▶ DIRECTIVE:
Return all lines from the listing below in which the string "Give" occurs.

▶ RECORD SET:
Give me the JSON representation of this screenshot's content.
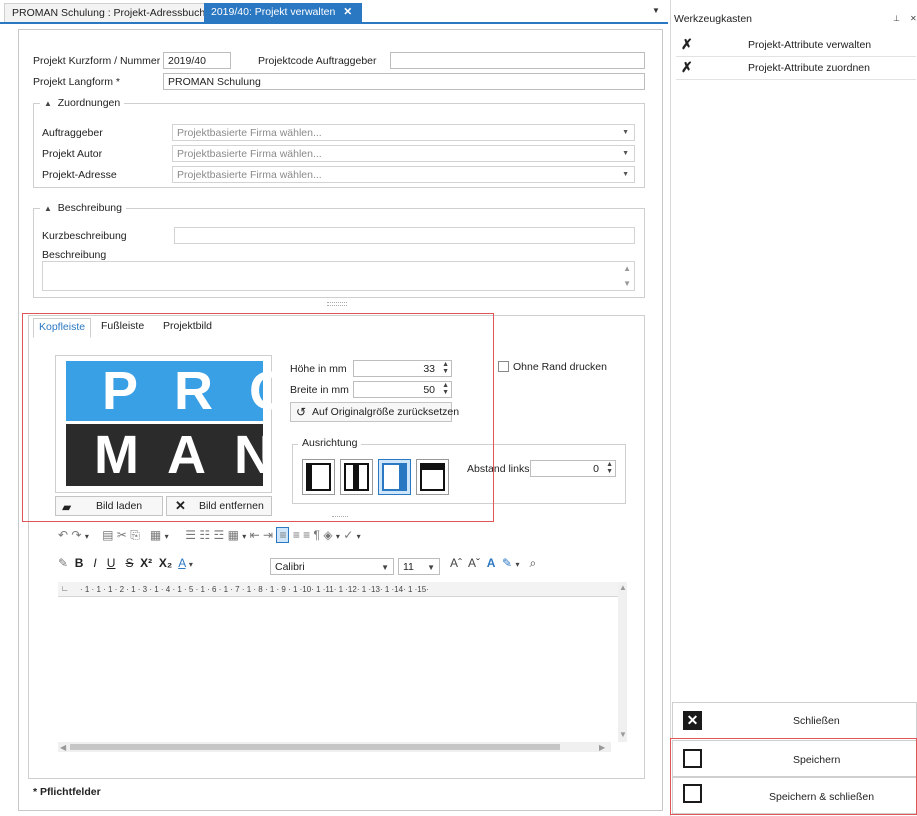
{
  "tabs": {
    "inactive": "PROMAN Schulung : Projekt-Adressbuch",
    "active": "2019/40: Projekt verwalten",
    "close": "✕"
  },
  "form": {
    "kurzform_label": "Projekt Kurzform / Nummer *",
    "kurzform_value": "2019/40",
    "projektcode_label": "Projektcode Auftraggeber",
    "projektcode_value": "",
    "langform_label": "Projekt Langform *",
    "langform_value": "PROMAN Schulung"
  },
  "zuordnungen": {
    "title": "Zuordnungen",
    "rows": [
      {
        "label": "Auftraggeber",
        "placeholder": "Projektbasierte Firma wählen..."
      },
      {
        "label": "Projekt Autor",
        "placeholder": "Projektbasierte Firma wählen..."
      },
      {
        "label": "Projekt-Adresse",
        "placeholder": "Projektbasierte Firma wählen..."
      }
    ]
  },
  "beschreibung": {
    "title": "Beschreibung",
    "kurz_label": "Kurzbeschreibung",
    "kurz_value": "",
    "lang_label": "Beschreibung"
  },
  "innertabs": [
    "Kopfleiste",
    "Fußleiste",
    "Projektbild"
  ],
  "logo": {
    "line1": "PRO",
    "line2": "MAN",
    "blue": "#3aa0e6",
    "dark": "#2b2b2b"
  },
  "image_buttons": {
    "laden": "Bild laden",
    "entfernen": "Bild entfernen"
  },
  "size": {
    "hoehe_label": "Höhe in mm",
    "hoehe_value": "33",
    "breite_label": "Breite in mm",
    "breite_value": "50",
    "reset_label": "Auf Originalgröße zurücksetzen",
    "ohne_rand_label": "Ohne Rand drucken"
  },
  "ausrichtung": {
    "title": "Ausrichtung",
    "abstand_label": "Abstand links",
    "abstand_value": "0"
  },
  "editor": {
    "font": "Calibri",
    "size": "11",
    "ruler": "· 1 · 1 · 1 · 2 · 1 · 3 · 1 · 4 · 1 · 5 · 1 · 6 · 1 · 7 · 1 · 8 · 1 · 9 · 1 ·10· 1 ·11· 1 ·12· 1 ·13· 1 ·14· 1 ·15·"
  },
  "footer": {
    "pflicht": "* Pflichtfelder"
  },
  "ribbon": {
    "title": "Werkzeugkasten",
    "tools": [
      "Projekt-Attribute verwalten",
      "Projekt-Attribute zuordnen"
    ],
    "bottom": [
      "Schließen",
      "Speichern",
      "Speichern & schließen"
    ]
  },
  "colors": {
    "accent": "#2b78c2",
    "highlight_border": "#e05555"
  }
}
---
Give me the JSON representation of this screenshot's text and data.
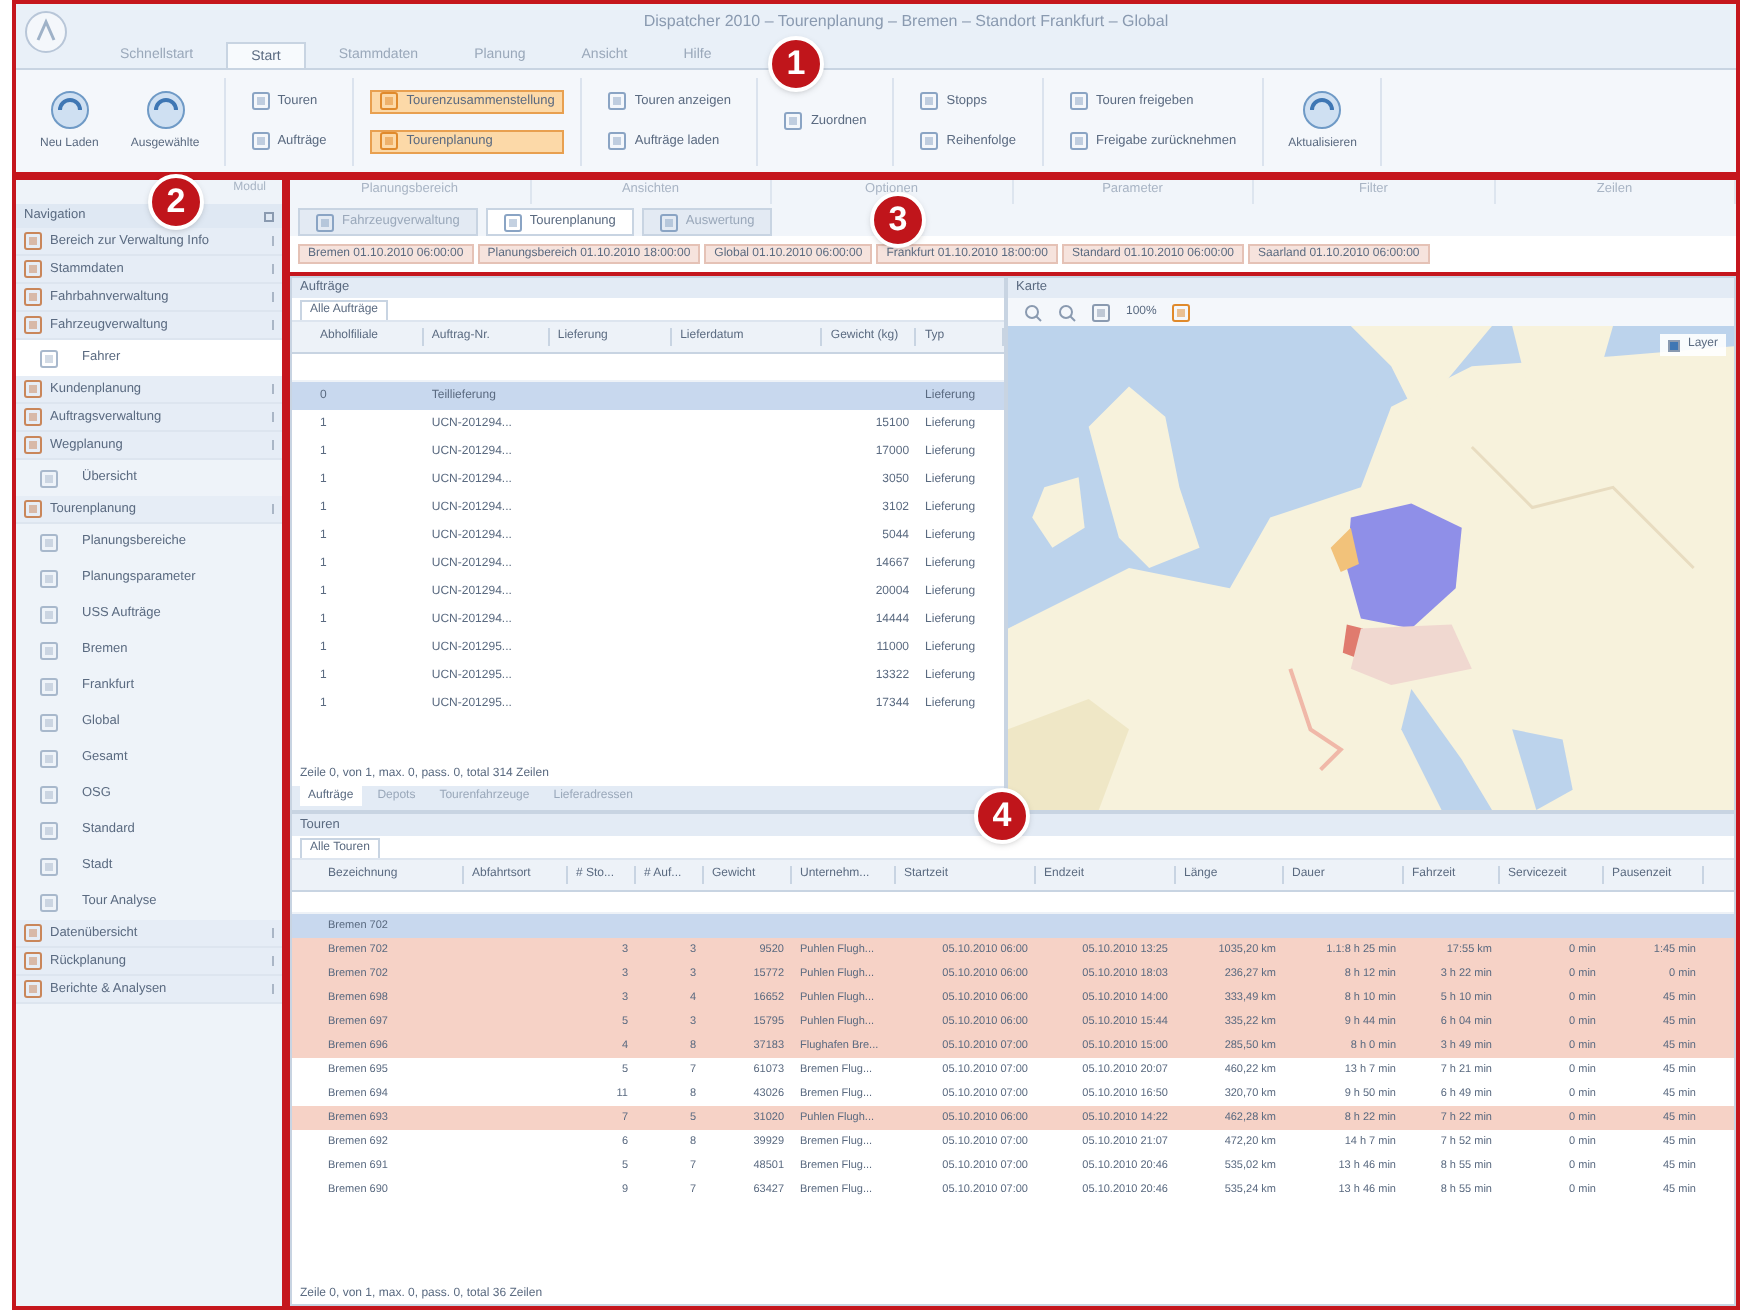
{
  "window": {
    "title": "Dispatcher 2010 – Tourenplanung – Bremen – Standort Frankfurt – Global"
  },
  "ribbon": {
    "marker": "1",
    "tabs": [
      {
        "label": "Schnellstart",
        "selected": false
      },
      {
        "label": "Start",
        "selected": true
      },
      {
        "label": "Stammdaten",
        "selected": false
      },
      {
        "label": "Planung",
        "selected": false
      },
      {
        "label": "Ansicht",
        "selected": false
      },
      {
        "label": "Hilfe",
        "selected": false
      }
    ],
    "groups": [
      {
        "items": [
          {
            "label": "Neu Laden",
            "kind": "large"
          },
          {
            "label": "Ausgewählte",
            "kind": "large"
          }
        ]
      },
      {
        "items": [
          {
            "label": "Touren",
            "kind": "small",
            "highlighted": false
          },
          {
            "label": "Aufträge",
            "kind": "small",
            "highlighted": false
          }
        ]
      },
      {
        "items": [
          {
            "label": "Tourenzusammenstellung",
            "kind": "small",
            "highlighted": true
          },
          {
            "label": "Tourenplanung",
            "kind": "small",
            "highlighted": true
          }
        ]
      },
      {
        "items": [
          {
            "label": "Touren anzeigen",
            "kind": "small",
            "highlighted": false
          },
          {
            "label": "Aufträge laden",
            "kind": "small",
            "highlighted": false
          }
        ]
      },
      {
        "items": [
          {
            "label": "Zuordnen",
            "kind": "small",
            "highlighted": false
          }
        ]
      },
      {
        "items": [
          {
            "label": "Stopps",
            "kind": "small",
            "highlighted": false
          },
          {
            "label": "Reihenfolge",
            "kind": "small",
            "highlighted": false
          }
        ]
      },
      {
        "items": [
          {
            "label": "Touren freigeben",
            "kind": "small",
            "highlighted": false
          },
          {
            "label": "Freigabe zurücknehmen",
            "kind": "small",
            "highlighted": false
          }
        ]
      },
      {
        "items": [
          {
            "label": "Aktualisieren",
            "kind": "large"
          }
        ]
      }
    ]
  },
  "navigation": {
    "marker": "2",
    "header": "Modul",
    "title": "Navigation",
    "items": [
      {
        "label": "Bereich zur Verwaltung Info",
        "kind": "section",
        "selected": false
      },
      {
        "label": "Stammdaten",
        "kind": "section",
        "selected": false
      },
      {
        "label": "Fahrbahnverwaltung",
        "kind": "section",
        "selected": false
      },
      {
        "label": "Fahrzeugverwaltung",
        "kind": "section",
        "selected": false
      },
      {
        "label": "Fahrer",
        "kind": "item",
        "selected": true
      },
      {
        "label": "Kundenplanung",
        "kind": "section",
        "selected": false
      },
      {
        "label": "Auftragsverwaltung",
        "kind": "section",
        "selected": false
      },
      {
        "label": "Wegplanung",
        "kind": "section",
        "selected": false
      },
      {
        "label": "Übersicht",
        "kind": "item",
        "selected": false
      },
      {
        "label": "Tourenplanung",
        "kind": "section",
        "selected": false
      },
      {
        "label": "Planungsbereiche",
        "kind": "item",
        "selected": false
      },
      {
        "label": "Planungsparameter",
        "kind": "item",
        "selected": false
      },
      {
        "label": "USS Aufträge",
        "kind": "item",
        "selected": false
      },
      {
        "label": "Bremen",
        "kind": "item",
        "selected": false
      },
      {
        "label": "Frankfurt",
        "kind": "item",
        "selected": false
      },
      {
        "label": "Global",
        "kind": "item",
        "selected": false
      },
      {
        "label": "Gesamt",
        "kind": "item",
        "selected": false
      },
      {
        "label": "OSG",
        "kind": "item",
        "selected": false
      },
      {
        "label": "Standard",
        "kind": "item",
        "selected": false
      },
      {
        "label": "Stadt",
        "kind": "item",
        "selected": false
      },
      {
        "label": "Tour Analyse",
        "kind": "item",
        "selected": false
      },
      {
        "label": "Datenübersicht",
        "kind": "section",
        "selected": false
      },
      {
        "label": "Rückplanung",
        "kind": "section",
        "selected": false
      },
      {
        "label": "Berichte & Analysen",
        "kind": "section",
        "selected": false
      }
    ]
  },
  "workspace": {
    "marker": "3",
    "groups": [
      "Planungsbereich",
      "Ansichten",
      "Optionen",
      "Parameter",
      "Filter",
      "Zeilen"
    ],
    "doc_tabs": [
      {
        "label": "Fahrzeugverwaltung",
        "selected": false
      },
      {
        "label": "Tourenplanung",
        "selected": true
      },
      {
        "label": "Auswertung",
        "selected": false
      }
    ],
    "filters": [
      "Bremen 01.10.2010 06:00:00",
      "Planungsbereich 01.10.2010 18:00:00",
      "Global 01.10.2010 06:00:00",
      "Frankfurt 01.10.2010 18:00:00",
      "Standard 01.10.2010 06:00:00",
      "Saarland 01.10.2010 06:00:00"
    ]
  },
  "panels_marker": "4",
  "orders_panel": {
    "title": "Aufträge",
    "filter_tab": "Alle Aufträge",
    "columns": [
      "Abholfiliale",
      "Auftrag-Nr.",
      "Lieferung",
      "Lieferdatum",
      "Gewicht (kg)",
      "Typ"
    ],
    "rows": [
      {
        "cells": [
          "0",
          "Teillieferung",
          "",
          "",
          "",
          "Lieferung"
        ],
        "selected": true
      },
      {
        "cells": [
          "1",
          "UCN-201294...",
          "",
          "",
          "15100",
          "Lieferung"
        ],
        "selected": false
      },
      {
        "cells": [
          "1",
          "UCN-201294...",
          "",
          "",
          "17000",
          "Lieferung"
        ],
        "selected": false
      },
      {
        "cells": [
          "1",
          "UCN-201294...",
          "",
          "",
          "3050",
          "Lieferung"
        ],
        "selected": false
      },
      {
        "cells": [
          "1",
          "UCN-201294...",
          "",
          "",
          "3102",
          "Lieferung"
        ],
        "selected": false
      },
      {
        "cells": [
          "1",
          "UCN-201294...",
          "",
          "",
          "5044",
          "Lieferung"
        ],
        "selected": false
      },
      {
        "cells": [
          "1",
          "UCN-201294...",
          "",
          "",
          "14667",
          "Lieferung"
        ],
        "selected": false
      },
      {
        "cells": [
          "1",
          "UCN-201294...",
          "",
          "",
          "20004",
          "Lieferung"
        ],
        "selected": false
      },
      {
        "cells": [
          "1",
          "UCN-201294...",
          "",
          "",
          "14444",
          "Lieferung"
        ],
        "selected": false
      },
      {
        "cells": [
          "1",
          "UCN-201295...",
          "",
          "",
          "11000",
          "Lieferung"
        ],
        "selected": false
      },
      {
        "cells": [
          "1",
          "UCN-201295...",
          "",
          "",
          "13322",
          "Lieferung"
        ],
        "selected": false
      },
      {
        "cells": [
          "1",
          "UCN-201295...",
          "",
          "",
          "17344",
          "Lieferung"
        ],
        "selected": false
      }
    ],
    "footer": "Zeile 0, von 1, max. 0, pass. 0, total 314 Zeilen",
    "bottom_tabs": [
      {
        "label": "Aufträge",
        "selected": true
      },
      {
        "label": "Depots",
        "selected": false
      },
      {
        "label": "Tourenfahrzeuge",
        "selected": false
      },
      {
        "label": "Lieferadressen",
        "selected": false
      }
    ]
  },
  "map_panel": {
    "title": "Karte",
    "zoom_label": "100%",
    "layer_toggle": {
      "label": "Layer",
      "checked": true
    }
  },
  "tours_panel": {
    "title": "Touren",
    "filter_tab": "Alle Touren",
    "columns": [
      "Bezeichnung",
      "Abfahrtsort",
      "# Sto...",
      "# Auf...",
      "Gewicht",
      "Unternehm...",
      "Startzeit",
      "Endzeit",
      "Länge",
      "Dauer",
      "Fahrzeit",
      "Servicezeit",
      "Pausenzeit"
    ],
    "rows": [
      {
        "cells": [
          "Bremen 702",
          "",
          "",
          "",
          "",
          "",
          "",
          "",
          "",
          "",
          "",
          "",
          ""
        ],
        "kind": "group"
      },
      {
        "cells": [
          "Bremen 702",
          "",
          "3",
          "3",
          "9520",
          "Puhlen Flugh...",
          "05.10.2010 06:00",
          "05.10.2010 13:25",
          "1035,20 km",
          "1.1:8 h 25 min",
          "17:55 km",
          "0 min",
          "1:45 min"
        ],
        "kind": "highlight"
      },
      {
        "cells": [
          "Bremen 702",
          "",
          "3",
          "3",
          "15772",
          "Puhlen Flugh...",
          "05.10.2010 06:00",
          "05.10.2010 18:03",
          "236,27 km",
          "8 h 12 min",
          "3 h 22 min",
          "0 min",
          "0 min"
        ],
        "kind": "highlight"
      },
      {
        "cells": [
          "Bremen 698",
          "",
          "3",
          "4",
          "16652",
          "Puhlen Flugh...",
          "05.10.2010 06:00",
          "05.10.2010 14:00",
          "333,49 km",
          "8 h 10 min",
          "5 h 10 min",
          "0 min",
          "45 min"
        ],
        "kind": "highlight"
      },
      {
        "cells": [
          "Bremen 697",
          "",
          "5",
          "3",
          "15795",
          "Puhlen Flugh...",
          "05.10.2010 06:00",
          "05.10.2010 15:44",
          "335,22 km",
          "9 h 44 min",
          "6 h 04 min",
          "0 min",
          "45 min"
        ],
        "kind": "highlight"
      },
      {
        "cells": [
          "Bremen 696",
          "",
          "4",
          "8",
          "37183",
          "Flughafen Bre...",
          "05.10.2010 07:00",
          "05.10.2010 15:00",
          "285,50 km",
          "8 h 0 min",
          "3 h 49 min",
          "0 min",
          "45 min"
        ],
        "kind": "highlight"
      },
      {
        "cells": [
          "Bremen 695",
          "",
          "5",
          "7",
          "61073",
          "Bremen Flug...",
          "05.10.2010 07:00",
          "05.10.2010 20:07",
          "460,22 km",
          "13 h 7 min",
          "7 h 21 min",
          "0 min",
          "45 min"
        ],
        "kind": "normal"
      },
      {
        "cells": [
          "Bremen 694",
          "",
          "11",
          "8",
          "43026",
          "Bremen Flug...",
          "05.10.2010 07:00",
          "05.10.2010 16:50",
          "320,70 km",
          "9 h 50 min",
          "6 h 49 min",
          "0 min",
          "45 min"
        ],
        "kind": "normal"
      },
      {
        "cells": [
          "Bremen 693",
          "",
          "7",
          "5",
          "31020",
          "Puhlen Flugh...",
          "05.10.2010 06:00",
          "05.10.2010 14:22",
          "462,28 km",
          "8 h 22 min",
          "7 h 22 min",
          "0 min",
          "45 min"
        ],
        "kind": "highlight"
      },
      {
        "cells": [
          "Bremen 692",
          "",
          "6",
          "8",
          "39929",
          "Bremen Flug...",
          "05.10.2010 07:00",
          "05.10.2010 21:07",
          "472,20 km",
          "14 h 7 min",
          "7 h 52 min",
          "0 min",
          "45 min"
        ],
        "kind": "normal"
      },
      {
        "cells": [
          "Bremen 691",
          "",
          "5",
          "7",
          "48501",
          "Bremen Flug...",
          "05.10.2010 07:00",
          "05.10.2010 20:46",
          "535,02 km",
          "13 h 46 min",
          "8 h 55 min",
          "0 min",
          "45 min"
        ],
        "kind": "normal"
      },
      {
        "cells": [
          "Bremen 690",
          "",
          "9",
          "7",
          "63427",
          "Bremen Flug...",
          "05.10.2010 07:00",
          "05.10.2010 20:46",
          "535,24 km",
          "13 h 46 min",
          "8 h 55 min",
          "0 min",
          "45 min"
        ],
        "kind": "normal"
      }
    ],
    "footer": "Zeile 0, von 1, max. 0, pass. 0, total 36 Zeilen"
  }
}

▶ SOLUTION TO THIS TASK:
Give me the JSON representation of this screenshot's content.
Give me the JSON representation of this screenshot's text and data.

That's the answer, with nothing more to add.